Of the lines in the records that follow, how many include the word "document"? Answer with a bare number.

------------------------------------

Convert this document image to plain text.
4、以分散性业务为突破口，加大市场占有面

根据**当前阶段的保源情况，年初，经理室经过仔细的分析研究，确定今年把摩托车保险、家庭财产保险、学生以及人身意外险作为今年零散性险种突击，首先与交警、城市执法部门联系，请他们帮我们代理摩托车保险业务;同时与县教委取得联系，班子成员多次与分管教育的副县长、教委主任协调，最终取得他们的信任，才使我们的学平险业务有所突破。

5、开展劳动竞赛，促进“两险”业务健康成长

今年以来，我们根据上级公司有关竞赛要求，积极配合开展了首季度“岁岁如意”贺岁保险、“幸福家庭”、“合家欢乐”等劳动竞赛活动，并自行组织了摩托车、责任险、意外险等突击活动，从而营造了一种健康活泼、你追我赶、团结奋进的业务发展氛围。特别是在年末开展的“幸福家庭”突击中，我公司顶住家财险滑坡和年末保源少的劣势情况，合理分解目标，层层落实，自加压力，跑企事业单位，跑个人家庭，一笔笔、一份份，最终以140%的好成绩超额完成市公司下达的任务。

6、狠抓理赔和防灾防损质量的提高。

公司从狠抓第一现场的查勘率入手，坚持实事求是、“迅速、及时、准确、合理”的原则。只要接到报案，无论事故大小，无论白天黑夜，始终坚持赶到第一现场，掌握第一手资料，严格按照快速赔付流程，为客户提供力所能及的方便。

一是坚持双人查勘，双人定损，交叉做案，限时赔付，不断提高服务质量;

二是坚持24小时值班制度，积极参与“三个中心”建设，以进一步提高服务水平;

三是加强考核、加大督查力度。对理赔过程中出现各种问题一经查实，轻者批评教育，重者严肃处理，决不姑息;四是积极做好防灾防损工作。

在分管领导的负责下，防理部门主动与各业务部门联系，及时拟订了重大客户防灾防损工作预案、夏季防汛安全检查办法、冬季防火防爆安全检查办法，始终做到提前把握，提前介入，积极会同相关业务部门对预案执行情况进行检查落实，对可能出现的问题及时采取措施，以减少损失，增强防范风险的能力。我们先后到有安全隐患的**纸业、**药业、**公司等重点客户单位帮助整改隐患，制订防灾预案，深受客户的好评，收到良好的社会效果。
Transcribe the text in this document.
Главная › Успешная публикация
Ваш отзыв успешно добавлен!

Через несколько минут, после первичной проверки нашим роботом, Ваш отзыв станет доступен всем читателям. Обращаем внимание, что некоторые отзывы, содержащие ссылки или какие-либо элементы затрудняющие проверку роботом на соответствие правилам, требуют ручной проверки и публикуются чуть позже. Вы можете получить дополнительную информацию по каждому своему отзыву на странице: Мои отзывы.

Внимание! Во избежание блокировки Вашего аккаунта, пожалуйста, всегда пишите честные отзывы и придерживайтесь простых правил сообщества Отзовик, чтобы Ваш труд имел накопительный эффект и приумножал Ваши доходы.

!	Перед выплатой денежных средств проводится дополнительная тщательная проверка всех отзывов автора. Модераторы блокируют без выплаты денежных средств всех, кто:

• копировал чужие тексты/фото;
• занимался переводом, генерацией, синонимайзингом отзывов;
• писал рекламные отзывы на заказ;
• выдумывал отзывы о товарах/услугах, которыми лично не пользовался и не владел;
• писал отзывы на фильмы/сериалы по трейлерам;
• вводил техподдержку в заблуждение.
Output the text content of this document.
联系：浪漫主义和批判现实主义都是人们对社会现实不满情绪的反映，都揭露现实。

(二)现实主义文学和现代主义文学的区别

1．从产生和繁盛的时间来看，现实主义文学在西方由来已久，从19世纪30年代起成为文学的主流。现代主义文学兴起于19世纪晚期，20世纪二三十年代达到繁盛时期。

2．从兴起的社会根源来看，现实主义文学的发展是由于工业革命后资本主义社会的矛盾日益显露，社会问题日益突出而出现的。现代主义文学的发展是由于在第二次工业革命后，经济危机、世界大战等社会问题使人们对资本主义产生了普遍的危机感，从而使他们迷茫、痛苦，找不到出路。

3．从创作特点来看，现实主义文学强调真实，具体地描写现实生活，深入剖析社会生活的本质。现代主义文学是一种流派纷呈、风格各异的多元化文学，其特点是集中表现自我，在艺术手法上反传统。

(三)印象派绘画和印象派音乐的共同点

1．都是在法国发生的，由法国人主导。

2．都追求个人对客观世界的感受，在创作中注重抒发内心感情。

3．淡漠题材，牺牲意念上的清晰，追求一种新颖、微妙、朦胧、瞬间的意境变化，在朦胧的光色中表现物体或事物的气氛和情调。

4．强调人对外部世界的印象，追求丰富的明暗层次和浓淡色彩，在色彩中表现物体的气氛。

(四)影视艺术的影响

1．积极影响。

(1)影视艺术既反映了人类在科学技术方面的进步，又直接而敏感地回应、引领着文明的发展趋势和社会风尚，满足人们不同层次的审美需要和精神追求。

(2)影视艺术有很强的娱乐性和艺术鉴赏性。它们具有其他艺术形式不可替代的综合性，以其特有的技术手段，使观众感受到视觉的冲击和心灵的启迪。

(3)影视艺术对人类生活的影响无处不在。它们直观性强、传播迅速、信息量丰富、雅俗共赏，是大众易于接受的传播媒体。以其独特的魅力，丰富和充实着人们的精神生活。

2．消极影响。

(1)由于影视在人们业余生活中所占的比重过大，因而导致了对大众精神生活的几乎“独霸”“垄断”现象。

------------------------------------

◆ **Written answer**:
3